**EXCERPT:**

Lecture 5: Clustering
Required Reading
MR&S, chaps. 16 and 17.
Further Reading
Chakrabarti sec. 4.4.
A Survey of Web clustering engines, Claudio Carpineto et al.
ACM Computing Surveys, 41:3 2009.
Enhancing cluster labelling using Wikipedia,
David Carmel, Haggai Roitman, Naama Zwerdling, SIGIR '09.
Grouper: A Dynamic Clustering Interface to Web Search Results
Oren Zamir and Oren Etzioni
A Comparison of Document Clustering Techniques by
Michael Steinbach, George Karypis, and Vipin Kumar
Cluster Generation and Cluster Labelling for Web Snippets: A Fast and
Accurate Hierarchical Solution
Filippo Geraci, Marco Pellegrini, Marco Maggini, and Fabrizio Sebastiani.
Evaluating Hierarchical Clustering of Search Results
J. Cigarran et al., SPIRE 2005, LNCS 3772.
Probabilistic definition of precision/recall
Pick a document d at random from the collection. Let Q be the event that
d is retrieved in response to a given query and let R be the event that
d is relevant.
Precision = Prob(R|Q).
Recall = Prob(Q|R).
Clustering: Introduction
The Yippy search
engine organizes its responses by topic. Example:
In 2011,
the query "Jaguar" generated the following top-level clusters:
"Parts", "Pictures", "Vehicles in the greater", "Panthera onca", "History",
"Cars for Sale", "Land Rover", "Club", Animal", "Sports cars" etc.
all related either to the car or the cat. "Jaguars" added "Jacksonville"
and "Houston".
The query "Hepburn" gives the top-level clusters "Katharine", "Audrey
Hepburn", "Photos"
[Audrey and Katharine about equal, some random], "TV", "Posters" "Katherine".
"History", "Definition", "Holiday, Eleuthera", and "Review, Allwatchers".
Motivation
1. Improve presentation of search results. User can find relevant pages faster.

**TASK STATEMENT:**
Answer these questions from the clustering lecture notes above.
(a) Which chapters of MR&S are listed as required reading?
(b) How is recall defined in the probabilistic definition of precision/recall?
(c) Which clusters did the query "Jaguars" add?

**RAW DATA:**
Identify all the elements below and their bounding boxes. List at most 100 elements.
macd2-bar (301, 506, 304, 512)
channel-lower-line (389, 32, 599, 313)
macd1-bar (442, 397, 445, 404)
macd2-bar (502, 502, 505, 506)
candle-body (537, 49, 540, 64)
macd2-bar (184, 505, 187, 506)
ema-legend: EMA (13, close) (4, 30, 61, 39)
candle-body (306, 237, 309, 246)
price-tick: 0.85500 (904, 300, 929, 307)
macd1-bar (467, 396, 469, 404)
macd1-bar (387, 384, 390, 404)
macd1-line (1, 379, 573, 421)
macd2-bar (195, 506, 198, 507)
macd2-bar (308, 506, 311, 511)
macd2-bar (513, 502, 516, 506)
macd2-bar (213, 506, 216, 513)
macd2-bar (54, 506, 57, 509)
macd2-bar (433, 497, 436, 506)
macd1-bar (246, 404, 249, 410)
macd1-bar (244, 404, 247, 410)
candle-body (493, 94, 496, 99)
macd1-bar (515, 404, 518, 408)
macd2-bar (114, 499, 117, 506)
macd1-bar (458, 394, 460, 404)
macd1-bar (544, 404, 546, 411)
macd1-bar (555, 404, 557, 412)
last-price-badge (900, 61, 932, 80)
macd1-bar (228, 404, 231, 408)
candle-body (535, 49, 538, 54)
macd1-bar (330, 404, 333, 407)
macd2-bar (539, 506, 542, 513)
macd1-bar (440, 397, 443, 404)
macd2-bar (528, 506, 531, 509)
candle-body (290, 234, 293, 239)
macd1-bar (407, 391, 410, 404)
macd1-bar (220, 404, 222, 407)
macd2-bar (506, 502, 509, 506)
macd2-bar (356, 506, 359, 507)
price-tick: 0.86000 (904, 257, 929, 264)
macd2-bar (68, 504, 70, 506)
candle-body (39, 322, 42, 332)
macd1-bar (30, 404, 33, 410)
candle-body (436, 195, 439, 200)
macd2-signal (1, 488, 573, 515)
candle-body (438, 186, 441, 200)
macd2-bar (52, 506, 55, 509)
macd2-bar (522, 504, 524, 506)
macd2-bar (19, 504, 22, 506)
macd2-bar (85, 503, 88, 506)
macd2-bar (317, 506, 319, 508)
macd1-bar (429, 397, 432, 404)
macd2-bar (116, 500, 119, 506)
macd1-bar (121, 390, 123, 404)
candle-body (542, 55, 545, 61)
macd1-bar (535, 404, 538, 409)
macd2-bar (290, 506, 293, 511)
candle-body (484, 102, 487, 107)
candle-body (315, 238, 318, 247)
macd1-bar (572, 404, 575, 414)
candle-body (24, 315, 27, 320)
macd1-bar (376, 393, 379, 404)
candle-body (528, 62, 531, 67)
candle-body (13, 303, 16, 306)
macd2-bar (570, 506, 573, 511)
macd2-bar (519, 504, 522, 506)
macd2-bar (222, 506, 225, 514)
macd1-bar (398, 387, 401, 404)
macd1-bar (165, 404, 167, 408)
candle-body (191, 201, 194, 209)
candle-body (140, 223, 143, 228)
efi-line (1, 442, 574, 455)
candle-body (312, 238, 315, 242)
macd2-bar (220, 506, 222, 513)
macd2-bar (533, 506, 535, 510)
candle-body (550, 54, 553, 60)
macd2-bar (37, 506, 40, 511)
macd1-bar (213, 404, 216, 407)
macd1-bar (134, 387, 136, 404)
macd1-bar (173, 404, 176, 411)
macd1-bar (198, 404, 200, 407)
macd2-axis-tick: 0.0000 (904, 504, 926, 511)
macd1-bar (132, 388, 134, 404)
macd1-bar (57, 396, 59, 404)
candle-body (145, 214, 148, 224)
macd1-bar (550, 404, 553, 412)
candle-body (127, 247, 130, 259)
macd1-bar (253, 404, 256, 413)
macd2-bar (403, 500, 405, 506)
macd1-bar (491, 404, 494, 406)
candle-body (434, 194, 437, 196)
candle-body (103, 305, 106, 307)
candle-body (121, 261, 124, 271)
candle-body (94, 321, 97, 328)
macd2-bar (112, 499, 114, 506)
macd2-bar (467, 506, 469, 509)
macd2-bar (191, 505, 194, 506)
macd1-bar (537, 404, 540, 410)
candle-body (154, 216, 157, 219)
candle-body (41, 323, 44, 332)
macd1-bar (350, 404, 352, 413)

---

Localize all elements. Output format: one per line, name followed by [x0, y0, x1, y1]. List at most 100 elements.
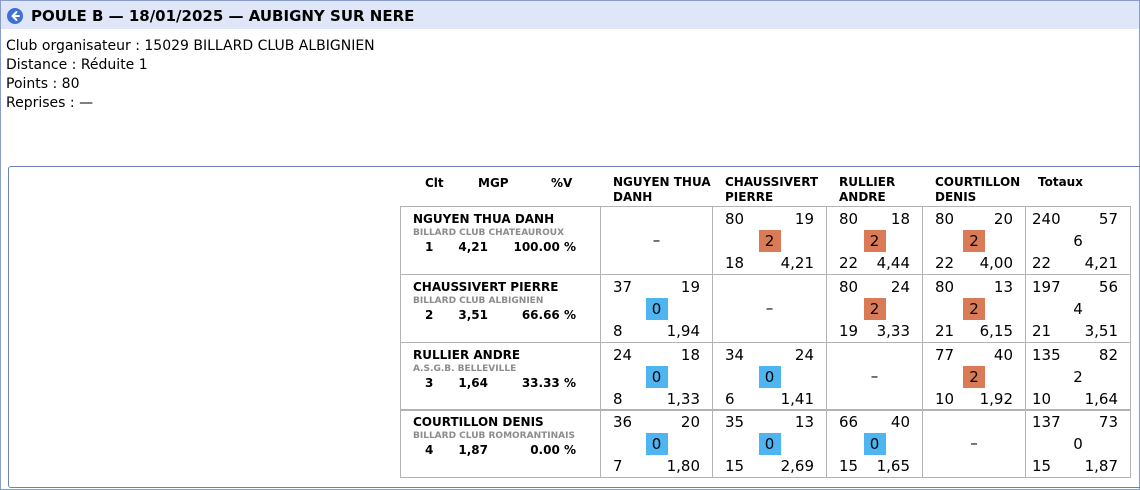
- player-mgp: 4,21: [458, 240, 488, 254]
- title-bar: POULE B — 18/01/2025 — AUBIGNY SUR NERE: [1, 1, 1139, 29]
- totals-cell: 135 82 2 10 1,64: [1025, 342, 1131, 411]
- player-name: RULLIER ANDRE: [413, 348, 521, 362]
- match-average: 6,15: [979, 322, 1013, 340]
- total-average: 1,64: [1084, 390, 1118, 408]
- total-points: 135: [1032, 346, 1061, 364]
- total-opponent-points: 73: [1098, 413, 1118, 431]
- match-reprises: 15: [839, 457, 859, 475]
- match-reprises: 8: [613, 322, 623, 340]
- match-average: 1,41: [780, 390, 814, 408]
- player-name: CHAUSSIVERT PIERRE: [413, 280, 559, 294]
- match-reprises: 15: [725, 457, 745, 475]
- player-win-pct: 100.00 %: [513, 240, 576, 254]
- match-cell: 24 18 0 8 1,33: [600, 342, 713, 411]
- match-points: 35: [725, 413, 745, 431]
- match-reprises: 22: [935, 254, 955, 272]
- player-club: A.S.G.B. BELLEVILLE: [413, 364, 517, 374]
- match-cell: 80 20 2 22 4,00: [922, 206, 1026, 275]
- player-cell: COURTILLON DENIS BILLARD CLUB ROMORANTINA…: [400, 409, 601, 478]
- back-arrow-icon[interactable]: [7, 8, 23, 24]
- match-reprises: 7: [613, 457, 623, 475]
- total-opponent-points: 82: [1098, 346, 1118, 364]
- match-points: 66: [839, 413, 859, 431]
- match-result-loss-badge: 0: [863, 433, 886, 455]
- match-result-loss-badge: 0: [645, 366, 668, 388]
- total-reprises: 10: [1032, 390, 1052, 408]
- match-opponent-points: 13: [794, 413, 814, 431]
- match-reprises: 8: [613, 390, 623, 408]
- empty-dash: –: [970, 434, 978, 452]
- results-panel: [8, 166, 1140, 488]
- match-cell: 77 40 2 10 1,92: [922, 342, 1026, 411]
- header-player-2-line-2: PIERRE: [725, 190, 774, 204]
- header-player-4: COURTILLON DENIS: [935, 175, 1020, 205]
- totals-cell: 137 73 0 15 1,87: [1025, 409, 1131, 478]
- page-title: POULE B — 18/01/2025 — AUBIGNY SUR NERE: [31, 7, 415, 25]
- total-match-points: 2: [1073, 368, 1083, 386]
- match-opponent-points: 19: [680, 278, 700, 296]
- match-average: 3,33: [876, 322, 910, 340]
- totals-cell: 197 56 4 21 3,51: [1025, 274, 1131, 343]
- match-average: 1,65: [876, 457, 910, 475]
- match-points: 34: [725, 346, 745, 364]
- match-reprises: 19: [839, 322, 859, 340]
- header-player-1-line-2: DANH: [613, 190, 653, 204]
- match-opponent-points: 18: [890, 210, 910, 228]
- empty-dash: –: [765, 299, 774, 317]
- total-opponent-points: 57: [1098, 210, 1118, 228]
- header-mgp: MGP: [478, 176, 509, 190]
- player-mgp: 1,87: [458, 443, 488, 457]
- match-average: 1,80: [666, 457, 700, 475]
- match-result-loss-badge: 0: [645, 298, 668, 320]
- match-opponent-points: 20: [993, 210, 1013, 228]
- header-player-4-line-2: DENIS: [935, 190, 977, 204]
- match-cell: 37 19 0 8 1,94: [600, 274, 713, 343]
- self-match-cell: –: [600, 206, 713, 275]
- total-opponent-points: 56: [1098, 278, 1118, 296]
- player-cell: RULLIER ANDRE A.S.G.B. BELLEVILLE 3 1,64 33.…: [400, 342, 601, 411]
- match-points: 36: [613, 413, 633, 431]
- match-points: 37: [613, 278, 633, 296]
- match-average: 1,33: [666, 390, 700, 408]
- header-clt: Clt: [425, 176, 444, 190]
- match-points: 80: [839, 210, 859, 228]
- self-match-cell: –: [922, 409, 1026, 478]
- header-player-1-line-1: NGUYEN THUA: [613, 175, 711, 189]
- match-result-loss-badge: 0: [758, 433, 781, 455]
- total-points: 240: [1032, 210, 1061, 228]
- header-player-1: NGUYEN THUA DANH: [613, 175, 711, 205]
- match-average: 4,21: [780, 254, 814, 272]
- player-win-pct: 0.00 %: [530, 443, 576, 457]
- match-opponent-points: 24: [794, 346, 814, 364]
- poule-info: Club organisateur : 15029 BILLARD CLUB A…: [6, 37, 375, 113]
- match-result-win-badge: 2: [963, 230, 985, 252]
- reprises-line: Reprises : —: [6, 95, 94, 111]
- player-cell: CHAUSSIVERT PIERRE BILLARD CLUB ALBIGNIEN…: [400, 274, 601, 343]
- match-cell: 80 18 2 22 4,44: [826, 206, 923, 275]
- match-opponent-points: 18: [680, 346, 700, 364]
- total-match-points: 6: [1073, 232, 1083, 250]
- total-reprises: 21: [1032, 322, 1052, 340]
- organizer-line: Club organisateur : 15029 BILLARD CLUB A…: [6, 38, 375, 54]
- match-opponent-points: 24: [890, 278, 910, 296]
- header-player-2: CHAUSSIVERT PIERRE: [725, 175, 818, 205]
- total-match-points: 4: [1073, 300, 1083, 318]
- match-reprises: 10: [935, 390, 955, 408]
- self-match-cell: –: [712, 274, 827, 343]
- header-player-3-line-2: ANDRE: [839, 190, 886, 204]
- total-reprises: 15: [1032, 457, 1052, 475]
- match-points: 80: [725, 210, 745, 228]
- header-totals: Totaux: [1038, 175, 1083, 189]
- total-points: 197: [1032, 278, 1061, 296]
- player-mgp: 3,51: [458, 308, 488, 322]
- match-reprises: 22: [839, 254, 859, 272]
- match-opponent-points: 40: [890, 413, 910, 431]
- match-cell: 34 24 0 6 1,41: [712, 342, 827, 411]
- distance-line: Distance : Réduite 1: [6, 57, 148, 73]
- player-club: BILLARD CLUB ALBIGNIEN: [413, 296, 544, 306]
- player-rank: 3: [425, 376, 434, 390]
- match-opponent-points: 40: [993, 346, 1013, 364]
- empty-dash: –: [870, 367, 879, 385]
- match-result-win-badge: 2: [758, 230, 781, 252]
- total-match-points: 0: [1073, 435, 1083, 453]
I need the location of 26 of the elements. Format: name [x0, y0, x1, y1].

--

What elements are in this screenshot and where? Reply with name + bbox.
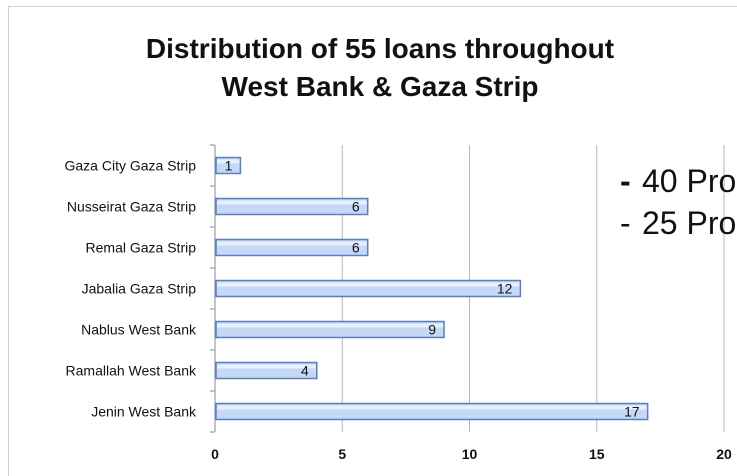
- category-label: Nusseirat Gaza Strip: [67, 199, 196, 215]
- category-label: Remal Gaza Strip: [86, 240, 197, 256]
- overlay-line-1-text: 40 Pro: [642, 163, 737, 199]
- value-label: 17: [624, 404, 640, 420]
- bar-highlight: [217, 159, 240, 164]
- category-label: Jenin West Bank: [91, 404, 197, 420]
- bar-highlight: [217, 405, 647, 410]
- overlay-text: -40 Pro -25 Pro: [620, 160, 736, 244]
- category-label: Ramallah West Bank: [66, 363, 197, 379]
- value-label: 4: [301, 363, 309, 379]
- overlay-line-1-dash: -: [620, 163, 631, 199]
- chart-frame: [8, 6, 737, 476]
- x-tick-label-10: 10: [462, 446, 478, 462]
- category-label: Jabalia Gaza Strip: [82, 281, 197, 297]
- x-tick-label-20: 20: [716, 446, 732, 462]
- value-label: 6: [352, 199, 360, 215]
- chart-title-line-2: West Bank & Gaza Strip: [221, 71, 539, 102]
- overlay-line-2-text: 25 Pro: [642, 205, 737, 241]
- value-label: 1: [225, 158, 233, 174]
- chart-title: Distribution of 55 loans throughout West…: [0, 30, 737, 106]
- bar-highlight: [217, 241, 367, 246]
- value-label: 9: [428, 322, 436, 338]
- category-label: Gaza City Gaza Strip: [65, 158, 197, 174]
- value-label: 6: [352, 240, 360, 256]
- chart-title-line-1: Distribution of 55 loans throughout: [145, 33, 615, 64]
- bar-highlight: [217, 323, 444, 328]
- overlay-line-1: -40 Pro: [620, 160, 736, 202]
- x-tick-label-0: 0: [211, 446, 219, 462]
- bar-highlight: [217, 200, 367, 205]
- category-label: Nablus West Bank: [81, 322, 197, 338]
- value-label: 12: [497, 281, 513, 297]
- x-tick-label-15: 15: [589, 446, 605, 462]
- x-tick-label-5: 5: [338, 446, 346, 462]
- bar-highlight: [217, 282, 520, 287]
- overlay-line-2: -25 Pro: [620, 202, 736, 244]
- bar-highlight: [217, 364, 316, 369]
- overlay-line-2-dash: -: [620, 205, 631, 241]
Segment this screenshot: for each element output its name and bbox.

**WRITTEN REPLY:**
(a) Chapters 16 and 17.
(b) Recall = Prob(Q|R), the probability that a randomly picked document d is retrieved for the query, given that d is relevant.
(c) "Jacksonville" and "Houston".